Extend the course description for the seminar on interpreting the French Revolution, picking up right after its last sentence.

→ EXTRACT:
^^^^^^^^^^^^^^^^

T C 357 • Interpreting the French Revolution

Unique Days Time Location Instructor
43385 MW
3:30 PM-5:00 PM
CRD 007B

Course Description

This French revolution of 1789-99 became one of the defining points of modern history. This seminar focuses on some of the issues that it raised, issues that involve political and social theory as well as historical interpretation.

We begin with the Enlightenment and, more generally, the relationship between subversive ideas and social change. Was the Enlightenment revolutionary? In what sense? Next, we turn to how and why the revolution became so protracted and violent, why policies had unintended and radicalizing consequences, and how the government dealt with the increasing polarization of the country. We will spend at least a week in this section comparing the French and American revolutions in an effort to understand their similar origins and their radically different outcomes. We will end with a section on the legacy of the revolution and how it has been interpreted, from Marx and Tocqueville down to the present.

^^^^^^^^^^^^^^^^

→ GIVEN MATERIAL:
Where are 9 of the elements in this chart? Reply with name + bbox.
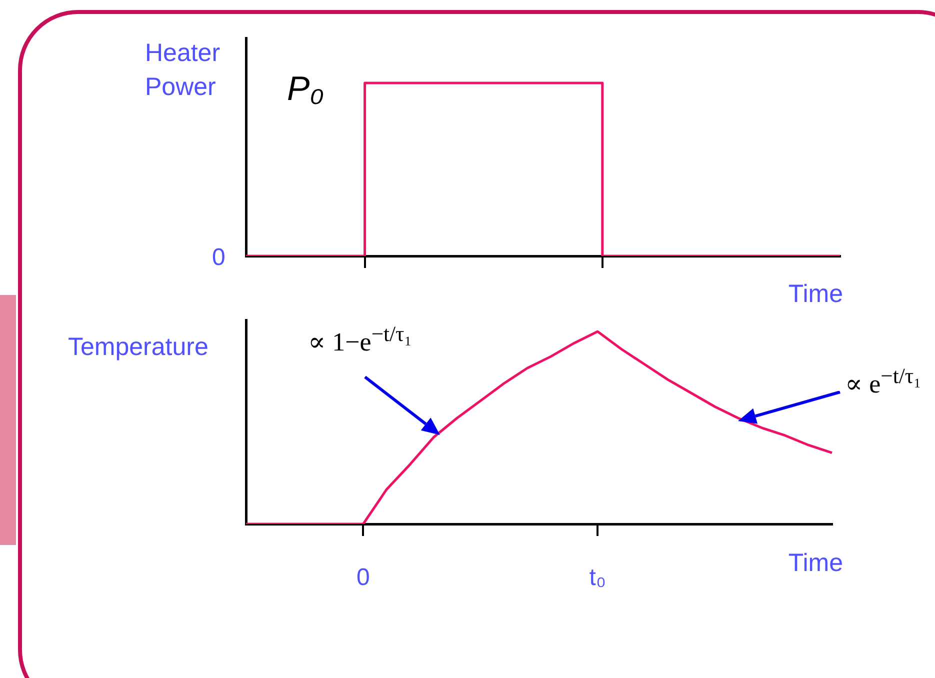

^^^^^^^^^^^^^^^^

→ OUTPUT OF THE TASK:
This course emphasizes participation, discussion, writing, and performance. We will simulate revolutionary debates, which were moments of high political and strategic drama. Students will debate the key issues that beset the monarchy on the eve of its collapse, form revolutionary clubs with different political views, draft newspapers from specific days of the revolution, enact the trial of the king, and so on. (These have all been successful features of my regular lecture course on the French revolution. If it is appropriate, however, I would like to experiment with more simulation, using some of the materials from the prize winning "Reacting to the Past" materials assembled by the group at Barnard College.)

Grading Policy

Attendance, participation, and weekly writing exercises (revolutionary speeches, newspapers, and so forth)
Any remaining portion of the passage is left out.